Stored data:
----------
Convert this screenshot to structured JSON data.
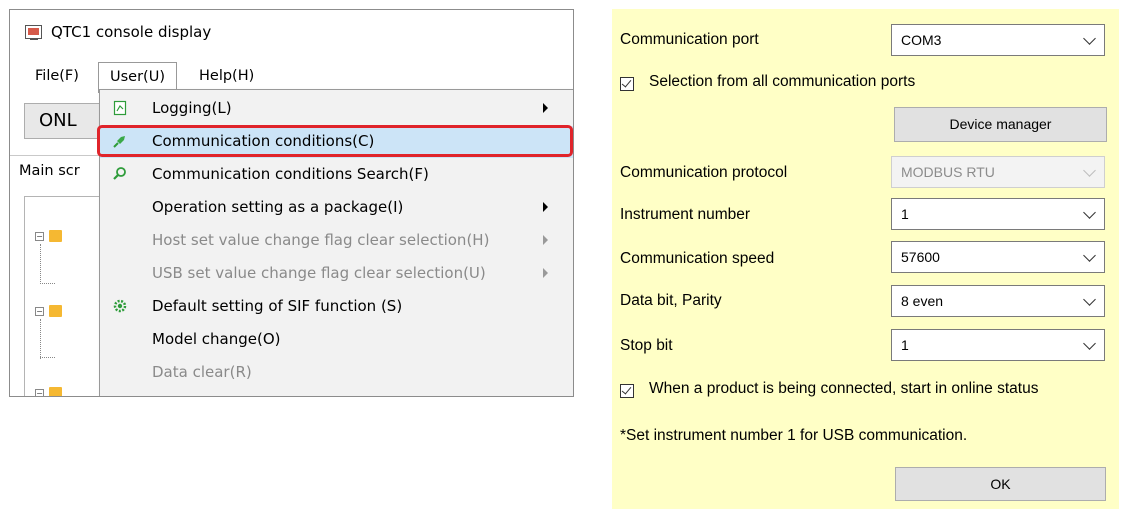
{
  "window": {
    "title": "QTC1 console display",
    "menu": {
      "file": "File(F)",
      "user": "User(U)",
      "help": "Help(H)"
    },
    "online_button": "ONL",
    "main_tab": "Main scr"
  },
  "user_menu": {
    "items": [
      {
        "label": "Logging(L)",
        "icon": "log-icon",
        "submenu": true,
        "disabled": false
      },
      {
        "label": "Communication conditions(C)",
        "icon": "plug-icon",
        "submenu": false,
        "disabled": false,
        "highlighted": true
      },
      {
        "label": "Communication conditions Search(F)",
        "icon": "search-icon",
        "submenu": false,
        "disabled": false
      },
      {
        "label": "Operation setting as a package(I)",
        "icon": "",
        "submenu": true,
        "disabled": false
      },
      {
        "label": "Host set value change flag clear selection(H)",
        "icon": "",
        "submenu": true,
        "disabled": true
      },
      {
        "label": "USB set value change flag clear selection(U)",
        "icon": "",
        "submenu": true,
        "disabled": true
      },
      {
        "label": "Default setting of SIF function (S)",
        "icon": "gear-icon",
        "submenu": false,
        "disabled": false
      },
      {
        "label": "Model change(O)",
        "icon": "",
        "submenu": false,
        "disabled": false
      },
      {
        "label": "Data clear(R)",
        "icon": "",
        "submenu": false,
        "disabled": true
      }
    ]
  },
  "dialog": {
    "port_label": "Communication port",
    "port_value": "COM3",
    "all_ports_label": "Selection from all communication ports",
    "all_ports_checked": true,
    "device_manager_button": "Device manager",
    "protocol_label": "Communication protocol",
    "protocol_value": "MODBUS RTU",
    "instrument_label": "Instrument number",
    "instrument_value": "1",
    "speed_label": "Communication speed",
    "speed_value": "57600",
    "databit_label": "Data bit, Parity",
    "databit_value": "8 even",
    "stopbit_label": "Stop bit",
    "stopbit_value": "1",
    "online_label": "When a product is being connected, start in online status",
    "online_checked": true,
    "note": "*Set instrument number 1 for USB communication.",
    "ok_button": "OK"
  },
  "colors": {
    "dialog_bg": "#ffffc6",
    "highlight_border": "#e0242b",
    "menu_highlight": "#cce4f7"
  }
}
----------
- [AIM]: Extract every line above containing the word "clear".

- [SOLUTION FOR THIS EXERCISE]:
        "label": "Host set value change flag clear selection(H)",
        "label": "USB set value change flag clear selection(U)",
        "label": "Data clear(R)",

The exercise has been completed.